## DATASET EXTRACT
════════════════

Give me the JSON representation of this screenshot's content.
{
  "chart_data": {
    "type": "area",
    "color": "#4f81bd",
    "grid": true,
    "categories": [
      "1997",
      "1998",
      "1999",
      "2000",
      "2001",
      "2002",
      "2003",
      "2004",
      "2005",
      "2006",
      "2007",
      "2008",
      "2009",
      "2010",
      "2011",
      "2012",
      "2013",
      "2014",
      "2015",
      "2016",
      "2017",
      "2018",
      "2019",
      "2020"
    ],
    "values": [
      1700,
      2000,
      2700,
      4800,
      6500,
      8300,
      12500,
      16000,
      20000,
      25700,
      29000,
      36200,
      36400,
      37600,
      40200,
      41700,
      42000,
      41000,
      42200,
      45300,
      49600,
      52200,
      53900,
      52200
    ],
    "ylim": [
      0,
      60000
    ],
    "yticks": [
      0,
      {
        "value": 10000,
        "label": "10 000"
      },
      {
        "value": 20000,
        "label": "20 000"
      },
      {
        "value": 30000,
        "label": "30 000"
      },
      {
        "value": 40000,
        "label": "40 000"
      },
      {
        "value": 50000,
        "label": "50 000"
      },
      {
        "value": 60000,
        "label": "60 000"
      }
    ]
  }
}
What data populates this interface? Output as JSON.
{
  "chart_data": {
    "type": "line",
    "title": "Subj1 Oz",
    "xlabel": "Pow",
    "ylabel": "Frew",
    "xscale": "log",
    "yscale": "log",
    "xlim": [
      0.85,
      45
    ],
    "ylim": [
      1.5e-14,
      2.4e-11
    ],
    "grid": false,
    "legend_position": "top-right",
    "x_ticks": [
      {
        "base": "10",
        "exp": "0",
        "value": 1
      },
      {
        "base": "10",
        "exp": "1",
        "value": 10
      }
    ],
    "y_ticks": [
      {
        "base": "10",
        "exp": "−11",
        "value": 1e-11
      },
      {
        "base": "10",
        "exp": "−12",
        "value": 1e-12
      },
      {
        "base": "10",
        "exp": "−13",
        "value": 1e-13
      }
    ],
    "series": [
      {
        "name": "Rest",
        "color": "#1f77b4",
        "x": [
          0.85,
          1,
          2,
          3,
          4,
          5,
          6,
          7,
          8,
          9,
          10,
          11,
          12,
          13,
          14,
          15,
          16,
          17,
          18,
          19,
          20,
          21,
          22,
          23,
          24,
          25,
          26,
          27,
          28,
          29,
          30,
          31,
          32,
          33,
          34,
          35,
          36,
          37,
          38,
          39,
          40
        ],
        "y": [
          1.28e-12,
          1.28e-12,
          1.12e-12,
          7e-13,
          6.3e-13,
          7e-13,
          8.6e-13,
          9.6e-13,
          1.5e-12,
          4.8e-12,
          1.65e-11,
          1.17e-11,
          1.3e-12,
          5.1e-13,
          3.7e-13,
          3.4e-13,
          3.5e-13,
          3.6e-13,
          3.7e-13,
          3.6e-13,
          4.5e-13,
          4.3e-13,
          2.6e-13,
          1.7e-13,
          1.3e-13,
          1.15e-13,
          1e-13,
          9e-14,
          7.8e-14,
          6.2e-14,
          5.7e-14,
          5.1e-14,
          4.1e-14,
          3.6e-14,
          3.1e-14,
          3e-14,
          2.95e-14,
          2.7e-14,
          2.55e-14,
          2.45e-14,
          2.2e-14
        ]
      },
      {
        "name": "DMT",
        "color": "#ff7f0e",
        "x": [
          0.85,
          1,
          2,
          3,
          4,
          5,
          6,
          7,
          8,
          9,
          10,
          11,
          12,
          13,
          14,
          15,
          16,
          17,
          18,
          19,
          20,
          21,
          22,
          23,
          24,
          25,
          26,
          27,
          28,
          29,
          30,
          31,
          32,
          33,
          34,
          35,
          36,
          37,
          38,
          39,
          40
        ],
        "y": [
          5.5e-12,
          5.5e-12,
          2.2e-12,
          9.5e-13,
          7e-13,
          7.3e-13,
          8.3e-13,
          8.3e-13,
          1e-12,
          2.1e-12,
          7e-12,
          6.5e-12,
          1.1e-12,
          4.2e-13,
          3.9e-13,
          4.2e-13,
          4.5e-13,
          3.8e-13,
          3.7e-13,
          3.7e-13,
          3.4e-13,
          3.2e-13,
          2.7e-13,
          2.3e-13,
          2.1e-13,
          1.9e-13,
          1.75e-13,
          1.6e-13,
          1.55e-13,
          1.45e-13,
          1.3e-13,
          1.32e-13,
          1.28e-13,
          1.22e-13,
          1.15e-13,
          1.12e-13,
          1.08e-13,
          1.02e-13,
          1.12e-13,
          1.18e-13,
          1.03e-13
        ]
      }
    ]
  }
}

════════════════

## AIM
How many lines of these entries hold the string "this"? Answer with the number alone.

## EXPECTED OUTPUT
2